> Written request
Answer with nothing but the number of lines that include the word "extended".

> Data provided
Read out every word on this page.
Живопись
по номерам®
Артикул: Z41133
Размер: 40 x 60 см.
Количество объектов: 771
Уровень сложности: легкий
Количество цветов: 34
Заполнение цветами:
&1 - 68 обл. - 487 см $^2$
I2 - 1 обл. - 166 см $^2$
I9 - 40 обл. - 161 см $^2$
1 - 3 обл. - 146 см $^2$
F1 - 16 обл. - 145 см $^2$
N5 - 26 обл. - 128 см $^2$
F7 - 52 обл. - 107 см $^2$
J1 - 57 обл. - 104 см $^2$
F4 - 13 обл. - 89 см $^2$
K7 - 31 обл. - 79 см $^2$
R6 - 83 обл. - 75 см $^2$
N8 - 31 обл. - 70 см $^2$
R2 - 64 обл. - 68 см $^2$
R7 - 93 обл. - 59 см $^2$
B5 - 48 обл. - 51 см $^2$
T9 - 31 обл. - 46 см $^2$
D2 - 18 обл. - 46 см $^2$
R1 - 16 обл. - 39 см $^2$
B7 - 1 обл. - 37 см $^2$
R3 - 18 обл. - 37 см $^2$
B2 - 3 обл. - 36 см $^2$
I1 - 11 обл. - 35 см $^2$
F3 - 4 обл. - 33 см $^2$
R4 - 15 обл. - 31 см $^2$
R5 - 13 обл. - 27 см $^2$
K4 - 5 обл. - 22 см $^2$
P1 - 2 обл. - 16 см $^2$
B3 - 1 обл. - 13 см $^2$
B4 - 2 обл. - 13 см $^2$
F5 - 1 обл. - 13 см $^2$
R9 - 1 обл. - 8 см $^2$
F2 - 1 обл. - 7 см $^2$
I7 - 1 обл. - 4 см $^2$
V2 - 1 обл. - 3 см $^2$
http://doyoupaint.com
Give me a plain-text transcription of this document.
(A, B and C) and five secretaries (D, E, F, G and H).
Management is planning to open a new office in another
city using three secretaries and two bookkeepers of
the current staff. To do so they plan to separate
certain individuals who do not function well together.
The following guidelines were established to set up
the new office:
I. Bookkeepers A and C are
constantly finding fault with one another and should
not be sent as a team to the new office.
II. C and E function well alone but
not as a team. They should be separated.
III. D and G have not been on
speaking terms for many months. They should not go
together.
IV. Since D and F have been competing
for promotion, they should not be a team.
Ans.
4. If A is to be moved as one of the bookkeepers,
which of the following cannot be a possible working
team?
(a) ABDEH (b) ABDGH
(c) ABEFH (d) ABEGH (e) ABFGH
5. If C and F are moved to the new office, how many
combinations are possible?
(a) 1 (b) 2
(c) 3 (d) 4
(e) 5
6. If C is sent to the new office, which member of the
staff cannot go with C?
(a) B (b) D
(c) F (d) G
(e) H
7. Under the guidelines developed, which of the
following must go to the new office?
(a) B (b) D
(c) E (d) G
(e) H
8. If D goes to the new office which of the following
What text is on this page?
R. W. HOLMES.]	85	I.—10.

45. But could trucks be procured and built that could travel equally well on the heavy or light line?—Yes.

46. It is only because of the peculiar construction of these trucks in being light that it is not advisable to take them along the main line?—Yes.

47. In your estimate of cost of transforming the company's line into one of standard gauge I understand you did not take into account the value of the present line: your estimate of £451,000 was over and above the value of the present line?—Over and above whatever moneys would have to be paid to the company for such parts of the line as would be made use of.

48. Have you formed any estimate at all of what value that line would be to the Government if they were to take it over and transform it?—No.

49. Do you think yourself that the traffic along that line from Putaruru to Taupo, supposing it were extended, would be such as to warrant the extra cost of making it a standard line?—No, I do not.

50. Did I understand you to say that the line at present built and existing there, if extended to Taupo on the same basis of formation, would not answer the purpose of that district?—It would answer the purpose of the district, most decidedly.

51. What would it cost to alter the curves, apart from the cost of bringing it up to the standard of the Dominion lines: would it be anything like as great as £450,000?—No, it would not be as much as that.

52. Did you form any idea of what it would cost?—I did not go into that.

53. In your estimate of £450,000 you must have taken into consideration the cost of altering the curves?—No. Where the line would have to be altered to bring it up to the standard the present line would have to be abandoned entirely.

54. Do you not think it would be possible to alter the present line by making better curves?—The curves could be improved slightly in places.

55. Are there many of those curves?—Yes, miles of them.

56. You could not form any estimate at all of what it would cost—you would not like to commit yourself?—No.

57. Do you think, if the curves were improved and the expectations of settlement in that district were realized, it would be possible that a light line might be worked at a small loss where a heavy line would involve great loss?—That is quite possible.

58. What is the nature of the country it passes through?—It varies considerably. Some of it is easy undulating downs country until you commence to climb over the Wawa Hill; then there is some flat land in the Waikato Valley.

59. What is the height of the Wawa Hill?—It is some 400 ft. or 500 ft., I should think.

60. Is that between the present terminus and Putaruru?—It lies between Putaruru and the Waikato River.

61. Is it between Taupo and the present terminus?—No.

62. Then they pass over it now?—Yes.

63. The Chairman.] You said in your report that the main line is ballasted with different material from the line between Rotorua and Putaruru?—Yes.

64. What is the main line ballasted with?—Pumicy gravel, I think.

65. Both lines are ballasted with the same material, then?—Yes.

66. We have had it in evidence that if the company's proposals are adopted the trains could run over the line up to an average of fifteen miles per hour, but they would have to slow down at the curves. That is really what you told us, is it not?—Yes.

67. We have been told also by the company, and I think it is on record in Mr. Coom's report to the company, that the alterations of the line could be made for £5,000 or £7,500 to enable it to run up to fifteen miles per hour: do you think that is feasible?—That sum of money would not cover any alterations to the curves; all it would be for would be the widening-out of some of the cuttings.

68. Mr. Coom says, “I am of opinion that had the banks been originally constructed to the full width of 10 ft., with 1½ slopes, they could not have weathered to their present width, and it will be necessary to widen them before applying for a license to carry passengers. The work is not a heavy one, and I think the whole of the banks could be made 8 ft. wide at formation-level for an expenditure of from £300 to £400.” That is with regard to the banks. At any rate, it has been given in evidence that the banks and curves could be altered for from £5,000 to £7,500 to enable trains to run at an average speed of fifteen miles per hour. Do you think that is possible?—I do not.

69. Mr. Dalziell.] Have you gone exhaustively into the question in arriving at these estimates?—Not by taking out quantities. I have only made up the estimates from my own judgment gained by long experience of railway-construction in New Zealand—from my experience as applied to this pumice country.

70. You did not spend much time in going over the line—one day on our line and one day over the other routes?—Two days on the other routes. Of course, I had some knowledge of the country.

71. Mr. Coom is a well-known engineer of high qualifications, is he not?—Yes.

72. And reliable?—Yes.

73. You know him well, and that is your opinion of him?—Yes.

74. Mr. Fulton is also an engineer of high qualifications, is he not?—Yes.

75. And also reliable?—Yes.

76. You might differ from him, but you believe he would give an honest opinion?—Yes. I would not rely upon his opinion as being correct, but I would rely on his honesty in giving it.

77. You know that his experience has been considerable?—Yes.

> Output for this exercise
2